## DATA

***

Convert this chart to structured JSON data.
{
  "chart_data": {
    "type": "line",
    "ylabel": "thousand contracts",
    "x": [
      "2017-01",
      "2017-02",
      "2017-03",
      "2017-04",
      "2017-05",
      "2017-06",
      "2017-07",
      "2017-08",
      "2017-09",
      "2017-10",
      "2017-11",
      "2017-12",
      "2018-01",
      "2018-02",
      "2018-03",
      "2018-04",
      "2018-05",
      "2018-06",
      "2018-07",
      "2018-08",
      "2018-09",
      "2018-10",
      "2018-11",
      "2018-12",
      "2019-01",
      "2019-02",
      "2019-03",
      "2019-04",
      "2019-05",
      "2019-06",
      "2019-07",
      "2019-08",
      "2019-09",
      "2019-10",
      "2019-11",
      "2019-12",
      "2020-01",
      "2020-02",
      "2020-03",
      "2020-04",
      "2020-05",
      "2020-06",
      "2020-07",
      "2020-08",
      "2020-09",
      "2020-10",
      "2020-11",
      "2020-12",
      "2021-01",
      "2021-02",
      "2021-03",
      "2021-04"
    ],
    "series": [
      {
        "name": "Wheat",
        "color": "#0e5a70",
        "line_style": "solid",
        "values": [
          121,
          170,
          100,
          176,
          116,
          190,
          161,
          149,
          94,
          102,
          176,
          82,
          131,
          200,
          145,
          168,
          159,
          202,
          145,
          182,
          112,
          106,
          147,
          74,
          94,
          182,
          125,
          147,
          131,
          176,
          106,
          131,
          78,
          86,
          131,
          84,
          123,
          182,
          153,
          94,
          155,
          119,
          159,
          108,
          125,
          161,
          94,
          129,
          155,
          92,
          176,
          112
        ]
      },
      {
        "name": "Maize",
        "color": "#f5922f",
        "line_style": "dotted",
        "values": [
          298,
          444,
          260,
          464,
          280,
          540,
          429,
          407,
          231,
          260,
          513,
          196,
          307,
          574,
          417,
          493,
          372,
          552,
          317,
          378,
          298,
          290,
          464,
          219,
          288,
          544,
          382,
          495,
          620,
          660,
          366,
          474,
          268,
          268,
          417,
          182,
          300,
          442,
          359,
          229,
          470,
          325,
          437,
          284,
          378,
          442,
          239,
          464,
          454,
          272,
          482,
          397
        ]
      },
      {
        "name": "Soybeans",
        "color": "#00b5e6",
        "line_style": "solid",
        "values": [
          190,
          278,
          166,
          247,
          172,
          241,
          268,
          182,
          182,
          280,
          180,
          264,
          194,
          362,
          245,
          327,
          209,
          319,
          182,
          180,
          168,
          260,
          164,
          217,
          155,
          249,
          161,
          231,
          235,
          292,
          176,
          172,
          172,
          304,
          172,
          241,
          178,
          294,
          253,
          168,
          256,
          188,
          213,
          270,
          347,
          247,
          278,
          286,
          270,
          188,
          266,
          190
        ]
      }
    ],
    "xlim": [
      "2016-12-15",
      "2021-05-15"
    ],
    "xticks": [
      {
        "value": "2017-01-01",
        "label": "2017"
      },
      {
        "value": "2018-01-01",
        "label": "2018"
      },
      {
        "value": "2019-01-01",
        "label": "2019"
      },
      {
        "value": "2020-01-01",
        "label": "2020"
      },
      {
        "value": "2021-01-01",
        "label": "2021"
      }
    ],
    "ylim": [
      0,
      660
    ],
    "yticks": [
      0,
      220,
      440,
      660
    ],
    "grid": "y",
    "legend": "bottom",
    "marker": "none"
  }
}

***

## INSTRUCTIONS TO FOLLOW
Exactly reproduce every line found in the records.

## TASK RESPONSE
Convert this chart to structured JSON data.
{
  "chart_data": {
    "type": "line",
    "ylabel": "thousand contracts",
    "x": [
      "2017-01",
      "2017-02",
      "2017-03",
      "2017-04",
      "2017-05",
      "2017-06",
      "2017-07",
      "2017-08",
      "2017-09",
      "2017-10",
      "2017-11",
      "2017-12",
      "2018-01",
      "2018-02",
      "2018-03",
      "2018-04",
      "2018-05",
      "2018-06",
      "2018-07",
      "2018-08",
      "2018-09",
      "2018-10",
      "2018-11",
      "2018-12",
      "2019-01",
      "2019-02",
      "2019-03",
      "2019-04",
      "2019-05",
      "2019-06",
      "2019-07",
      "2019-08",
      "2019-09",
      "2019-10",
      "2019-11",
      "2019-12",
      "2020-01",
      "2020-02",
      "2020-03",
      "2020-04",
      "2020-05",
      "2020-06",
      "2020-07",
      "2020-08",
      "2020-09",
      "2020-10",
      "2020-11",
      "2020-12",
      "2021-01",
      "2021-02",
      "2021-03",
      "2021-04"
    ],
    "series": [
      {
        "name": "Wheat",
        "color": "#0e5a70",
        "line_style": "solid",
        "values": [
          121,
          170,
          100,
          176,
          116,
          190,
          161,
          149,
          94,
          102,
          176,
          82,
          131,
          200,
          145,
          168,
          159,
          202,
          145,
          182,
          112,
          106,
          147,
          74,
          94,
          182,
          125,
          147,
          131,
          176,
          106,
          131,
          78,
          86,
          131,
          84,
          123,
          182,
          153,
          94,
          155,
          119,
          159,
          108,
          125,
          161,
          94,
          129,
          155,
          92,
          176,
          112
        ]
      },
      {
        "name": "Maize",
        "color": "#f5922f",
        "line_style": "dotted",
        "values": [
          298,
          444,
          260,
          464,
          280,
          540,
          429,
          407,
          231,
          260,
          513,
          196,
          307,
          574,
          417,
          493,
          372,
          552,
          317,
          378,
          298,
          290,
          464,
          219,
          288,
          544,
          382,
          495,
          620,
          660,
          366,
          474,
          268,
          268,
          417,
          182,
          300,
          442,
          359,
          229,
          470,
          325,
          437,
          284,
          378,
          442,
          239,
          464,
          454,
          272,
          482,
          397
        ]
      },
      {
        "name": "Soybeans",
        "color": "#00b5e6",
        "line_style": "solid",
        "values": [
          190,
          278,
          166,
          247,
          172,
          241,
          268,
          182,
          182,
          280,
          180,
          264,
          194,
          362,
          245,
          327,
          209,
          319,
          182,
          180,
          168,
          260,
          164,
          217,
          155,
          249,
          161,
          231,
          235,
          292,
          176,
          172,
          172,
          304,
          172,
          241,
          178,
          294,
          253,
          168,
          256,
          188,
          213,
          270,
          347,
          247,
          278,
          286,
          270,
          188,
          266,
          190
        ]
      }
    ],
    "xlim": [
      "2016-12-15",
      "2021-05-15"
    ],
    "xticks": [
      {
        "value": "2017-01-01",
        "label": "2017"
      },
      {
        "value": "2018-01-01",
        "label": "2018"
      },
      {
        "value": "2019-01-01",
        "label": "2019"
      },
      {
        "value": "2020-01-01",
        "label": "2020"
      },
      {
        "value": "2021-01-01",
        "label": "2021"
      }
    ],
    "ylim": [
      0,
      660
    ],
    "yticks": [
      0,
      220,
      440,
      660
    ],
    "grid": "y",
    "legend": "bottom",
    "marker": "none"
  }
}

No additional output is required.